» **Work to complete**
Note each line where "xlabel" appears, and copy it.

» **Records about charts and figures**
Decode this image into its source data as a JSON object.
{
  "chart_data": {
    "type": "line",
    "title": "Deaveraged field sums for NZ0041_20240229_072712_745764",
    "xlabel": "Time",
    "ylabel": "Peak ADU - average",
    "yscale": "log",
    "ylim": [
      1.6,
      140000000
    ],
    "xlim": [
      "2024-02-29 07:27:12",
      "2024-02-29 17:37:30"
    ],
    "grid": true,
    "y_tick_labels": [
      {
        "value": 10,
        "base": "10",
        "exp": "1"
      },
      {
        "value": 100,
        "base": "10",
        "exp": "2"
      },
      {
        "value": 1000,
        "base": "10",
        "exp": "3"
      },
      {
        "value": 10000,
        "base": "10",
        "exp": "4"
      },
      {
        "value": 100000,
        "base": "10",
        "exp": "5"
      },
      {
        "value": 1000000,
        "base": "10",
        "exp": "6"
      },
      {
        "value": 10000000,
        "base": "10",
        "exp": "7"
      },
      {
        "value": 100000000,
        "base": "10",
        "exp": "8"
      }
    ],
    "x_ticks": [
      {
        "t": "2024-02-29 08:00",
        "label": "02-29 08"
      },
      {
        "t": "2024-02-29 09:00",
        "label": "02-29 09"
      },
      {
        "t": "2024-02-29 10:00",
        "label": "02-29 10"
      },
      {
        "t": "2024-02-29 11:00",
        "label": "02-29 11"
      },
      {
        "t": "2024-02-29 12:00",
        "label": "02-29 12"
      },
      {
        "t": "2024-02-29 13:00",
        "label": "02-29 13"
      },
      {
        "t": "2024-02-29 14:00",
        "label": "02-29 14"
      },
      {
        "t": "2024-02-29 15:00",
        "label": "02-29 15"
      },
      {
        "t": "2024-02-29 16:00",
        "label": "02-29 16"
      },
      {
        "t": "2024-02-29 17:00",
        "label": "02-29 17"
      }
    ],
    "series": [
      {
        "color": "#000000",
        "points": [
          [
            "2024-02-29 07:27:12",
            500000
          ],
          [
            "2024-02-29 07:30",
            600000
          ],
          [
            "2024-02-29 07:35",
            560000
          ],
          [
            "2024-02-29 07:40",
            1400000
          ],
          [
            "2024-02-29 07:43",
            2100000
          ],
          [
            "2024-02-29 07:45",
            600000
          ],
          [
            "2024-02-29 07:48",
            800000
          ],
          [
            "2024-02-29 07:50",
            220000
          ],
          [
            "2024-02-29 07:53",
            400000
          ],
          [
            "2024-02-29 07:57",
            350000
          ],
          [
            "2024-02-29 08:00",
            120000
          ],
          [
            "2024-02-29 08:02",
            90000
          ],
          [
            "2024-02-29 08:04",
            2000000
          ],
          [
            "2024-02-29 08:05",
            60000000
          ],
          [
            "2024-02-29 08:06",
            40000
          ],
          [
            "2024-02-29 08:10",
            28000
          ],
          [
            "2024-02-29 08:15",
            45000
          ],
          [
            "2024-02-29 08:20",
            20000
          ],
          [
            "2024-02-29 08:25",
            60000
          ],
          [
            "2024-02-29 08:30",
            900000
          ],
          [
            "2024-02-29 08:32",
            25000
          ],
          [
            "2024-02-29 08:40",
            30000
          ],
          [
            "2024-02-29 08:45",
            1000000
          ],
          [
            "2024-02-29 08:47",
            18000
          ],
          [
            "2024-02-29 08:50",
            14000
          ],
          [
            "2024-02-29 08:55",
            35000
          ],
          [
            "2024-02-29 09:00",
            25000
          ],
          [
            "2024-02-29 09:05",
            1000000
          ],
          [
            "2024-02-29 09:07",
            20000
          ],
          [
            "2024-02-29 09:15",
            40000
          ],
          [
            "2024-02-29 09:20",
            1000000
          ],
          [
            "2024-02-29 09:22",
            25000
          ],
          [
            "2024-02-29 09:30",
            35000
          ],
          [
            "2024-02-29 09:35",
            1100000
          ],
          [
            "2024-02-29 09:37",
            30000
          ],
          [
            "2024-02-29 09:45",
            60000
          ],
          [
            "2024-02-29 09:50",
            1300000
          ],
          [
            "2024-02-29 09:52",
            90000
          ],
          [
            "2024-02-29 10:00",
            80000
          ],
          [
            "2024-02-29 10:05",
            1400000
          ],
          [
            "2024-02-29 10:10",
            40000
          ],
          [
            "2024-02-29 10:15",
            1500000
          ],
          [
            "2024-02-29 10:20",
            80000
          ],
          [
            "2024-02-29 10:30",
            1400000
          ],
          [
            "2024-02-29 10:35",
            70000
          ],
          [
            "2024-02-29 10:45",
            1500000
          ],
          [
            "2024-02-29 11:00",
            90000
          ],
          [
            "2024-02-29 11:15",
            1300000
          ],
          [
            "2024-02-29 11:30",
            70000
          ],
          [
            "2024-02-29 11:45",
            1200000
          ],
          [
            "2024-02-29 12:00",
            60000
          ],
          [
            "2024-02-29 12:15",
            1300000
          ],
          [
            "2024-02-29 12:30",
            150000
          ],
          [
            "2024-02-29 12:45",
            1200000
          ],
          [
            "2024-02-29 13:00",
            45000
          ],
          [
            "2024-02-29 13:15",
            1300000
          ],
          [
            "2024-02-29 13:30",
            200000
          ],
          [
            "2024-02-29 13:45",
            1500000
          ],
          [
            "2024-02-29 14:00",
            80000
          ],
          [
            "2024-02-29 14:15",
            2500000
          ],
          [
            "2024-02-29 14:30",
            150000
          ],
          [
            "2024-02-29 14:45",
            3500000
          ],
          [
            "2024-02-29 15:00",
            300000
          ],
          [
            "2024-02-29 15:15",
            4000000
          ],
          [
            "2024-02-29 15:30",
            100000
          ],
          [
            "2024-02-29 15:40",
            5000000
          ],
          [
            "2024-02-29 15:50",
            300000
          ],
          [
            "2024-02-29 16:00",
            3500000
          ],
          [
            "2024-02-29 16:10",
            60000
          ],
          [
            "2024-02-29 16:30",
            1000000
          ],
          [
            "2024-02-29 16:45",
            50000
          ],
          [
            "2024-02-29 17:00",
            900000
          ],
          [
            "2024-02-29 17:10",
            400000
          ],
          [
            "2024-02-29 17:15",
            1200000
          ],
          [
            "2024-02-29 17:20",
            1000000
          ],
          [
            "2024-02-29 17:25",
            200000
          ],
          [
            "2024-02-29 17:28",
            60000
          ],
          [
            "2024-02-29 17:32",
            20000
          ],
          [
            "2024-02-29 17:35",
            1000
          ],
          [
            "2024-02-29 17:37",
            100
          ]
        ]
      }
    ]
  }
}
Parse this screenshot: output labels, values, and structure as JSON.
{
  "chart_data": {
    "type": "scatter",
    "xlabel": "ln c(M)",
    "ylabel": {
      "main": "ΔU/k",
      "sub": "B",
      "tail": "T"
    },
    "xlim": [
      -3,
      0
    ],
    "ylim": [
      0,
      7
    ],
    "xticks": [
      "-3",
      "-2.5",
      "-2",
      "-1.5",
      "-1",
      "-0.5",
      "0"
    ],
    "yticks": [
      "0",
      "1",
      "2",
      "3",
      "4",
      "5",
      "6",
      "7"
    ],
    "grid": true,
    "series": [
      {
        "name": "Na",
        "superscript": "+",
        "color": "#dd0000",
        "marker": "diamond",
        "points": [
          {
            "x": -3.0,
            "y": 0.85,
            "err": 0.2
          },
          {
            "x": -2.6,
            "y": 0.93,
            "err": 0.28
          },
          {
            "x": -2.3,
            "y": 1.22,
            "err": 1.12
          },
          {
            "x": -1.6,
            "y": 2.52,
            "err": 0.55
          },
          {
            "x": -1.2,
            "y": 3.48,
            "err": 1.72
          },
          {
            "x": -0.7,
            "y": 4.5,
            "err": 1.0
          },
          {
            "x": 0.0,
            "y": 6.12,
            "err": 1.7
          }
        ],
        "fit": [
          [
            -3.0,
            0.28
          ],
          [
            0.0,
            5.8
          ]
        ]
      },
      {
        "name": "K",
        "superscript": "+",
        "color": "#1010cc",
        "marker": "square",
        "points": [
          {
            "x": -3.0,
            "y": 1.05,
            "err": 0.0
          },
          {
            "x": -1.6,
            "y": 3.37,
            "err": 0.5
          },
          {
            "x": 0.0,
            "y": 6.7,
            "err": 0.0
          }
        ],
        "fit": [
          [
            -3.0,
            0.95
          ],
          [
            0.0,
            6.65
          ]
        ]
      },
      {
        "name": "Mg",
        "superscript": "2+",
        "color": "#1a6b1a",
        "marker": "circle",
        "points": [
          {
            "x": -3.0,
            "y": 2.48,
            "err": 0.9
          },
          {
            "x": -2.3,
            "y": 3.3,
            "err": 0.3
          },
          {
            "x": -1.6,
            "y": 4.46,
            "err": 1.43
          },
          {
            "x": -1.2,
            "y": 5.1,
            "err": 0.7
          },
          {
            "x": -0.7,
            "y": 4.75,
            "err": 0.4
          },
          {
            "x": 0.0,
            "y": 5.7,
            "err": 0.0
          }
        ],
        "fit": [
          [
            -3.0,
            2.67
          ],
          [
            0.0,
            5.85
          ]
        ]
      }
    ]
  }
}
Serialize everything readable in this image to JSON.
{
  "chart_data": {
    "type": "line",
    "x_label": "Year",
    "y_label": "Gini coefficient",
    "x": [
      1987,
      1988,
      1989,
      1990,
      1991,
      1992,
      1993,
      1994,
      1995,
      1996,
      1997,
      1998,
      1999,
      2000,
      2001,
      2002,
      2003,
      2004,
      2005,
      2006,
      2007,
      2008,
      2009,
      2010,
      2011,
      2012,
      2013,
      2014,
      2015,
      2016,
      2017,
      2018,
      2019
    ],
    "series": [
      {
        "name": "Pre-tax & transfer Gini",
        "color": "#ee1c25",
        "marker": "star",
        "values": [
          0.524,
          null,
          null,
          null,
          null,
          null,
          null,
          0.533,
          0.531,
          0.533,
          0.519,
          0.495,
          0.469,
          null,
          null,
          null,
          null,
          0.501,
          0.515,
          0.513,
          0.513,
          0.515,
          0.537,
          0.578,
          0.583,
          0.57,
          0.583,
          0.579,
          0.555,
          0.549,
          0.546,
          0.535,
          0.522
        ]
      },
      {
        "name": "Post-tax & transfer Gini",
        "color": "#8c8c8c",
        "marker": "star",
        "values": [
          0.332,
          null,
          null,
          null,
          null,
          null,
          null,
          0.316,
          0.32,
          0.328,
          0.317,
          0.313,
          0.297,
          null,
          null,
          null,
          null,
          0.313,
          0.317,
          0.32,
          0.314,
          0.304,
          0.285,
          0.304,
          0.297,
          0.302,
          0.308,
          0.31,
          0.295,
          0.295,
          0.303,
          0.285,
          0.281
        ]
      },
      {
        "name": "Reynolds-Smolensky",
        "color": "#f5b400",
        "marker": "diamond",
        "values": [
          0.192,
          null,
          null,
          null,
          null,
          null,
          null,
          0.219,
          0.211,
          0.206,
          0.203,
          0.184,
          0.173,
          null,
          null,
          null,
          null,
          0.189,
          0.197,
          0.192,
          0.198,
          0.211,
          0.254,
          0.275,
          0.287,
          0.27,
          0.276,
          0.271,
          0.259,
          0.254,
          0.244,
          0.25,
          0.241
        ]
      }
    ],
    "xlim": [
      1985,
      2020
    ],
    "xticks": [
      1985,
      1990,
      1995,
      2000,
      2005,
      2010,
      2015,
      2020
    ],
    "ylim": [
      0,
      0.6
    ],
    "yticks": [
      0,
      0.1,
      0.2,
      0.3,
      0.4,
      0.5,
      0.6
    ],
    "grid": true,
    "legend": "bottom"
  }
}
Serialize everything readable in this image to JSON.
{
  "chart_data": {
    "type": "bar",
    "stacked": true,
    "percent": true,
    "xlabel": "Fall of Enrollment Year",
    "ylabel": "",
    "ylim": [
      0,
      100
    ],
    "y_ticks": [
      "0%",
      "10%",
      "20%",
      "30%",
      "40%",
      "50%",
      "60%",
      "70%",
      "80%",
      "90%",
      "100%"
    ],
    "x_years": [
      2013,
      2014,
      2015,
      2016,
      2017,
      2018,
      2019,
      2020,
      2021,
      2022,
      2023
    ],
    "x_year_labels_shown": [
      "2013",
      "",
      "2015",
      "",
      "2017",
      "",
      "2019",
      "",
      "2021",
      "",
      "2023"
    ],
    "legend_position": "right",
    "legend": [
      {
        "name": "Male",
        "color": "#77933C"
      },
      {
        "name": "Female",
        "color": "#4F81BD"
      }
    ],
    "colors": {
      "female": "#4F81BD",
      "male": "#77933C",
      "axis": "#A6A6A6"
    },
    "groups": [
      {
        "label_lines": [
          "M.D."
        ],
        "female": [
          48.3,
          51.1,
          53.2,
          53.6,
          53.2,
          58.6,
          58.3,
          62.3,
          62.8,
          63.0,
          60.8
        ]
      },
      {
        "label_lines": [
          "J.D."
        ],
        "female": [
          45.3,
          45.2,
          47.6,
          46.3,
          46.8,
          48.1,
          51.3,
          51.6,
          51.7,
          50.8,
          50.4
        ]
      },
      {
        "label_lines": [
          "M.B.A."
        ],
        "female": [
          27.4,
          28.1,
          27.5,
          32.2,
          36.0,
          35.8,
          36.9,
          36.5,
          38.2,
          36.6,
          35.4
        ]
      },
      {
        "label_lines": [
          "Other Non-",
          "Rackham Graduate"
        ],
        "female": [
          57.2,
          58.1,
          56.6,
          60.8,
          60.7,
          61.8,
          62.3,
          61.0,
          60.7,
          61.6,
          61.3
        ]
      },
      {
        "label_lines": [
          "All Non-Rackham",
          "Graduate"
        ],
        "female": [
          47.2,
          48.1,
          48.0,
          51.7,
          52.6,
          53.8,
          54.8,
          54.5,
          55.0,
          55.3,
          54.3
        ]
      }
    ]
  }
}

» **Response to the exercise**
    "xlabel": "Time",
    "xlabel": "ln c(M)",
    "xlabel": "Fall of Enrollment Year",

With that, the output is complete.